• _Given instruction_: Repeat each line exactly as it is written.

• _Task input_:
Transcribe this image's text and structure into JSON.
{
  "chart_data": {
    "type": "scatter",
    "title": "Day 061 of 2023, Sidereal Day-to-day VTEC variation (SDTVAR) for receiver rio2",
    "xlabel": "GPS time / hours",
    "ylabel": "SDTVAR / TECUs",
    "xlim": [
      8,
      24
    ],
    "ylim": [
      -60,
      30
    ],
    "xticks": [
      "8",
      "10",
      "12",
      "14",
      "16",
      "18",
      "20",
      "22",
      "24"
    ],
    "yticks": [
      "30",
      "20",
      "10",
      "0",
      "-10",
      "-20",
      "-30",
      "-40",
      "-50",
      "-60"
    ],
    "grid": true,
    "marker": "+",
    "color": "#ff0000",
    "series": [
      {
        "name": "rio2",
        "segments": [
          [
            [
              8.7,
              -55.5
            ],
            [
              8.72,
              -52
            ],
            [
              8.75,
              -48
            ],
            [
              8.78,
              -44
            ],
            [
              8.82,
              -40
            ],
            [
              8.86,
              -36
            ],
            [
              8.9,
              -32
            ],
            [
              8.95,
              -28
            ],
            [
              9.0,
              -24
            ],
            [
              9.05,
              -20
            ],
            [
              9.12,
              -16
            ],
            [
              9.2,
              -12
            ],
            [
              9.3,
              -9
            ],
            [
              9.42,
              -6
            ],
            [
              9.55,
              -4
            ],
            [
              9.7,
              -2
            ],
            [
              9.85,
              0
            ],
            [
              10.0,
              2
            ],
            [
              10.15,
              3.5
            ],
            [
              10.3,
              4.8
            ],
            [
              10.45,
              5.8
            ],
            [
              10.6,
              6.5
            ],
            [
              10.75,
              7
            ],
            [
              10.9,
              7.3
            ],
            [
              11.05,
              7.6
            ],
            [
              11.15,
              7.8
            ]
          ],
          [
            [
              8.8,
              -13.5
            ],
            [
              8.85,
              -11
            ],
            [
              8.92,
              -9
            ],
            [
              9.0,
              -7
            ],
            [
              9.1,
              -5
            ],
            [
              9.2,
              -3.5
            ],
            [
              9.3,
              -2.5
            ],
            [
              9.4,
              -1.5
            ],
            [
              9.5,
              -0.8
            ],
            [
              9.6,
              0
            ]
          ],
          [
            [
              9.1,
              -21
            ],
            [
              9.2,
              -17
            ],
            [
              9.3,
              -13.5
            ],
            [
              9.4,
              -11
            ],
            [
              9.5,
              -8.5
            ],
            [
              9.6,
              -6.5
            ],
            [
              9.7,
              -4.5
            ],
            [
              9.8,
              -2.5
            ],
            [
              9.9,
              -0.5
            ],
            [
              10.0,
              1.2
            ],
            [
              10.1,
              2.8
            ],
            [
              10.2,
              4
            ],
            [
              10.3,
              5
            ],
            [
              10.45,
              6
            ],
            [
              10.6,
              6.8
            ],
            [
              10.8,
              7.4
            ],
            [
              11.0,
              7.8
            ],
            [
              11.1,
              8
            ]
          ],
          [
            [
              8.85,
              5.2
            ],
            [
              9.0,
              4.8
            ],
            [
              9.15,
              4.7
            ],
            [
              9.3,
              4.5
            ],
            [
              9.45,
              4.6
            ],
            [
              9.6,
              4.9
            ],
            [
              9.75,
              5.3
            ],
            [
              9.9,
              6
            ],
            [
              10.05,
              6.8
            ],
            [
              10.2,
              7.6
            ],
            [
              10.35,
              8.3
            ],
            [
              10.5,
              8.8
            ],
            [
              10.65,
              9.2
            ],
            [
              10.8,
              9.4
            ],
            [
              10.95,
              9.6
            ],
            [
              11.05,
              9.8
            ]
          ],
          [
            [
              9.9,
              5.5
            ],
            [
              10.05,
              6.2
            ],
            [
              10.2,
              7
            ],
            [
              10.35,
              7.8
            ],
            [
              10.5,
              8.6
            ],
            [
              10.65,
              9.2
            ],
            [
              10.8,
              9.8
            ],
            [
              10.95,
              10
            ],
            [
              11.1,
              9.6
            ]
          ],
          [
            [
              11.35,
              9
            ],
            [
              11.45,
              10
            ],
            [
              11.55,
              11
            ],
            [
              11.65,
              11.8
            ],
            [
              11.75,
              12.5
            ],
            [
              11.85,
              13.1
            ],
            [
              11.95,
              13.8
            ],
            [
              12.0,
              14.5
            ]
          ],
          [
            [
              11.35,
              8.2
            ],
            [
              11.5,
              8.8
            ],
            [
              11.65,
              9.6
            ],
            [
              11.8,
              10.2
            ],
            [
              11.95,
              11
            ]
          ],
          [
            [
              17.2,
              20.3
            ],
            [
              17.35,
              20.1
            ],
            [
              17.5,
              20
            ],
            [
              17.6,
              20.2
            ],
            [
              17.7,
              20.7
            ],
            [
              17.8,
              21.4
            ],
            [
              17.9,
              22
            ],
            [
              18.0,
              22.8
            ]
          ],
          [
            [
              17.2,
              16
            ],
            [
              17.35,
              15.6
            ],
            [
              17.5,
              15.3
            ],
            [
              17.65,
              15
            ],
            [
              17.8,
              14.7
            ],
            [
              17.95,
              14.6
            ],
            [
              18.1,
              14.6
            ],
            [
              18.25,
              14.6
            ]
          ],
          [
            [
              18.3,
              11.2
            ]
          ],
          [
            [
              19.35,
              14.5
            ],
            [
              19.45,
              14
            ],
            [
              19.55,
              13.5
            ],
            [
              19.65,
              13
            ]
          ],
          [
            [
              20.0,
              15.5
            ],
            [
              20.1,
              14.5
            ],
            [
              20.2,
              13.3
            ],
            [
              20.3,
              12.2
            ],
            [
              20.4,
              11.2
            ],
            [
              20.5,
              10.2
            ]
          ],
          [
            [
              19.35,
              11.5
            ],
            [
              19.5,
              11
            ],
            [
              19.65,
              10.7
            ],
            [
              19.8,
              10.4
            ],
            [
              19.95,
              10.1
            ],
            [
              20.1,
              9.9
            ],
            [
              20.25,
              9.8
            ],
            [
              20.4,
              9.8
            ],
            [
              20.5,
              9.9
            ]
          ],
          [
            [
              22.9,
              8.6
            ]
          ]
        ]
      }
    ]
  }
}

• _Right answer_:
Transcribe this image's text and structure into JSON.
{
  "chart_data": {
    "type": "scatter",
    "title": "Day 061 of 2023, Sidereal Day-to-day VTEC variation (SDTVAR) for receiver rio2",
    "xlabel": "GPS time / hours",
    "ylabel": "SDTVAR / TECUs",
    "xlim": [
      8,
      24
    ],
    "ylim": [
      -60,
      30
    ],
    "xticks": [
      "8",
      "10",
      "12",
      "14",
      "16",
      "18",
      "20",
      "22",
      "24"
    ],
    "yticks": [
      "30",
      "20",
      "10",
      "0",
      "-10",
      "-20",
      "-30",
      "-40",
      "-50",
      "-60"
    ],
    "grid": true,
    "marker": "+",
    "color": "#ff0000",
    "series": [
      {
        "name": "rio2",
        "segments": [
          [
            [
              8.7,
              -55.5
            ],
            [
              8.72,
              -52
            ],
            [
              8.75,
              -48
            ],
            [
              8.78,
              -44
            ],
            [
              8.82,
              -40
            ],
            [
              8.86,
              -36
            ],
            [
              8.9,
              -32
            ],
            [
              8.95,
              -28
            ],
            [
              9.0,
              -24
            ],
            [
              9.05,
              -20
            ],
            [
              9.12,
              -16
            ],
            [
              9.2,
              -12
            ],
            [
              9.3,
              -9
            ],
            [
              9.42,
              -6
            ],
            [
              9.55,
              -4
            ],
            [
              9.7,
              -2
            ],
            [
              9.85,
              0
            ],
            [
              10.0,
              2
            ],
            [
              10.15,
              3.5
            ],
            [
              10.3,
              4.8
            ],
            [
              10.45,
              5.8
            ],
            [
              10.6,
              6.5
            ],
            [
              10.75,
              7
            ],
            [
              10.9,
              7.3
            ],
            [
              11.05,
              7.6
            ],
            [
              11.15,
              7.8
            ]
          ],
          [
            [
              8.8,
              -13.5
            ],
            [
              8.85,
              -11
            ],
            [
              8.92,
              -9
            ],
            [
              9.0,
              -7
            ],
            [
              9.1,
              -5
            ],
            [
              9.2,
              -3.5
            ],
            [
              9.3,
              -2.5
            ],
            [
              9.4,
              -1.5
            ],
            [
              9.5,
              -0.8
            ],
            [
              9.6,
              0
            ]
          ],
          [
            [
              9.1,
              -21
            ],
            [
              9.2,
              -17
            ],
            [
              9.3,
              -13.5
            ],
            [
              9.4,
              -11
            ],
            [
              9.5,
              -8.5
            ],
            [
              9.6,
              -6.5
            ],
            [
              9.7,
              -4.5
            ],
            [
              9.8,
              -2.5
            ],
            [
              9.9,
              -0.5
            ],
            [
              10.0,
              1.2
            ],
            [
              10.1,
              2.8
            ],
            [
              10.2,
              4
            ],
            [
              10.3,
              5
            ],
            [
              10.45,
              6
            ],
            [
              10.6,
              6.8
            ],
            [
              10.8,
              7.4
            ],
            [
              11.0,
              7.8
            ],
            [
              11.1,
              8
            ]
          ],
          [
            [
              8.85,
              5.2
            ],
            [
              9.0,
              4.8
            ],
            [
              9.15,
              4.7
            ],
            [
              9.3,
              4.5
            ],
            [
              9.45,
              4.6
            ],
            [
              9.6,
              4.9
            ],
            [
              9.75,
              5.3
            ],
            [
              9.9,
              6
            ],
            [
              10.05,
              6.8
            ],
            [
              10.2,
              7.6
            ],
            [
              10.35,
              8.3
            ],
            [
              10.5,
              8.8
            ],
            [
              10.65,
              9.2
            ],
            [
              10.8,
              9.4
            ],
            [
              10.95,
              9.6
            ],
            [
              11.05,
              9.8
            ]
          ],
          [
            [
              9.9,
              5.5
            ],
            [
              10.05,
              6.2
            ],
            [
              10.2,
              7
            ],
            [
              10.35,
              7.8
            ],
            [
              10.5,
              8.6
            ],
            [
              10.65,
              9.2
            ],
            [
              10.8,
              9.8
            ],
            [
              10.95,
              10
            ],
            [
              11.1,
              9.6
            ]
          ],
          [
            [
              11.35,
              9
            ],
            [
              11.45,
              10
            ],
            [
              11.55,
              11
            ],
            [
              11.65,
              11.8
            ],
            [
              11.75,
              12.5
            ],
            [
              11.85,
              13.1
            ],
            [
              11.95,
              13.8
            ],
            [
              12.0,
              14.5
            ]
          ],
          [
            [
              11.35,
              8.2
            ],
            [
              11.5,
              8.8
            ],
            [
              11.65,
              9.6
            ],
            [
              11.8,
              10.2
            ],
            [
              11.95,
              11
            ]
          ],
          [
            [
              17.2,
              20.3
            ],
            [
              17.35,
              20.1
            ],
            [
              17.5,
              20
            ],
            [
              17.6,
              20.2
            ],
            [
              17.7,
              20.7
            ],
            [
              17.8,
              21.4
            ],
            [
              17.9,
              22
            ],
            [
              18.0,
              22.8
            ]
          ],
          [
            [
              17.2,
              16
            ],
            [
              17.35,
              15.6
            ],
            [
              17.5,
              15.3
            ],
            [
              17.65,
              15
            ],
            [
              17.8,
              14.7
            ],
            [
              17.95,
              14.6
            ],
            [
              18.1,
              14.6
            ],
            [
              18.25,
              14.6
            ]
          ],
          [
            [
              18.3,
              11.2
            ]
          ],
          [
            [
              19.35,
              14.5
            ],
            [
              19.45,
              14
            ],
            [
              19.55,
              13.5
            ],
            [
              19.65,
              13
            ]
          ],
          [
            [
              20.0,
              15.5
            ],
            [
              20.1,
              14.5
            ],
            [
              20.2,
              13.3
            ],
            [
              20.3,
              12.2
            ],
            [
              20.4,
              11.2
            ],
            [
              20.5,
              10.2
            ]
          ],
          [
            [
              19.35,
              11.5
            ],
            [
              19.5,
              11
            ],
            [
              19.65,
              10.7
            ],
            [
              19.8,
              10.4
            ],
            [
              19.95,
              10.1
            ],
            [
              20.1,
              9.9
            ],
            [
              20.25,
              9.8
            ],
            [
              20.4,
              9.8
            ],
            [
              20.5,
              9.9
            ]
          ],
          [
            [
              22.9,
              8.6
            ]
          ]
        ]
      }
    ]
  }
}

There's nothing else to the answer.